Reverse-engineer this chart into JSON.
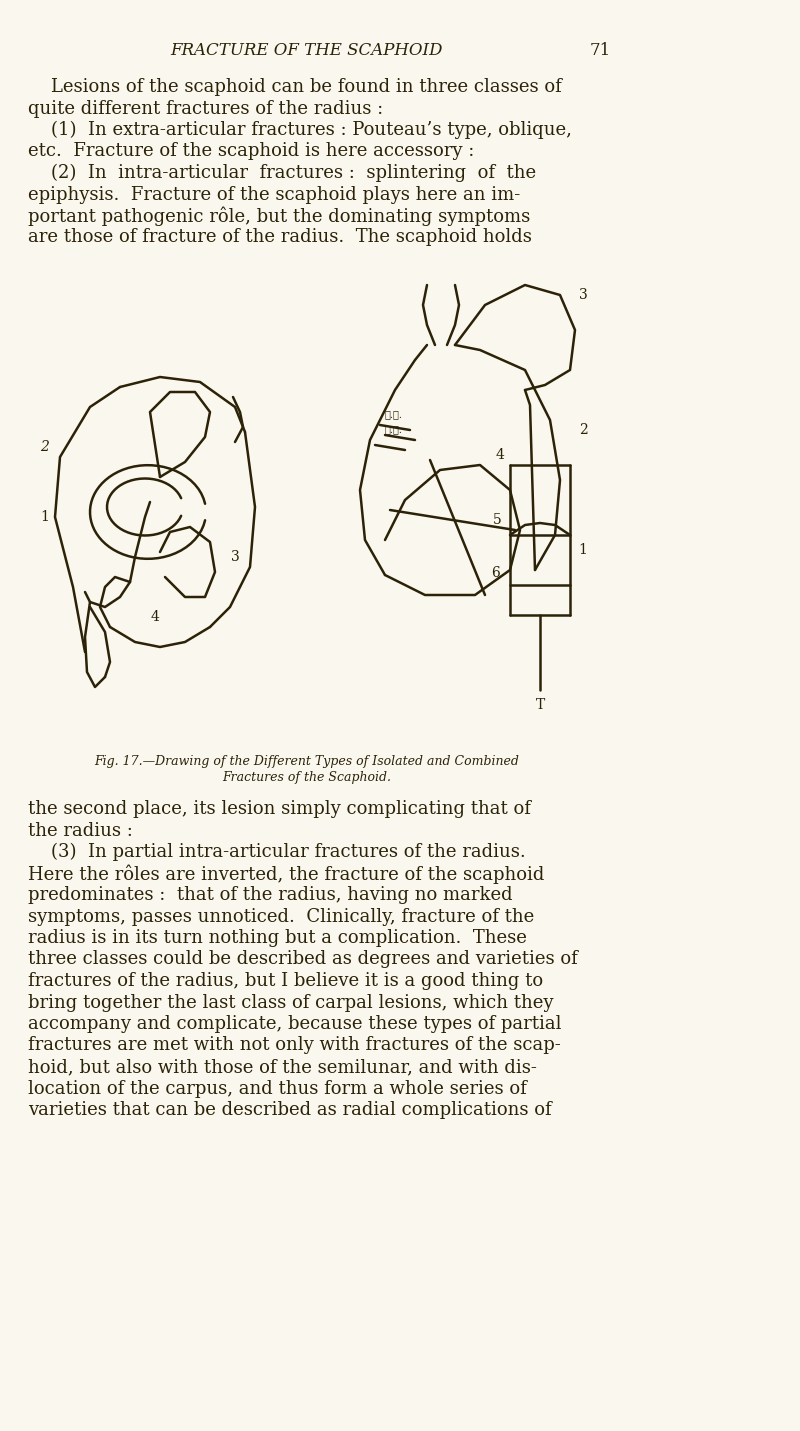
{
  "background_color": "#FAF8EE",
  "page_width": 8.0,
  "page_height": 14.31,
  "dpi": 100,
  "header_title": "FRACTURE OF THE SCAPHOID",
  "header_page": "71",
  "text_color": "#2B2208",
  "line_color": "#2B2208",
  "caption_line1": "Fig. 17.—Drawing of the Different Types of Isolated and Combined",
  "caption_line2": "Fractures of the Scaphoid.",
  "body_lines_top": [
    "    Lesions of the scaphoid can be found in three classes of",
    "quite different fractures of the radius :",
    "    (1)  In extra-articular fractures : Pouteau’s type, oblique,",
    "etc.  Fracture of the scaphoid is here accessory :",
    "    (2)  In  intra-articular  fractures :  splintering  of  the",
    "epiphysis.  Fracture of the scaphoid plays here an im-",
    "portant pathogenic rôle, but the dominating symptoms",
    "are those of fracture of the radius.  The scaphoid holds"
  ],
  "body_lines_bottom": [
    "the second place, its lesion simply complicating that of",
    "the radius :",
    "    (3)  In partial intra-articular fractures of the radius.",
    "Here the rôles are inverted, the fracture of the scaphoid",
    "predominates :  that of the radius, having no marked",
    "symptoms, passes unnoticed.  Clinically, fracture of the",
    "radius is in its turn nothing but a complication.  These",
    "three classes could be described as degrees and varieties of",
    "fractures of the radius, but I believe it is a good thing to",
    "bring together the last class of carpal lesions, which they",
    "accompany and complicate, because these types of partial",
    "fractures are met with not only with fractures of the scap-",
    "hoid, but also with those of the semilunar, and with dis-",
    "location of the carpus, and thus form a whole series of",
    "varieties that can be described as radial complications of"
  ]
}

+ + + + +

**PROMPT**: Across the listing above, find all lines where the word "that" is present and copy them.

**SOLUTION BELOW**:
    "the second place, its lesion simply complicating that of",
    "predominates :  that of the radius, having no marked",
    "varieties that can be described as radial complications of"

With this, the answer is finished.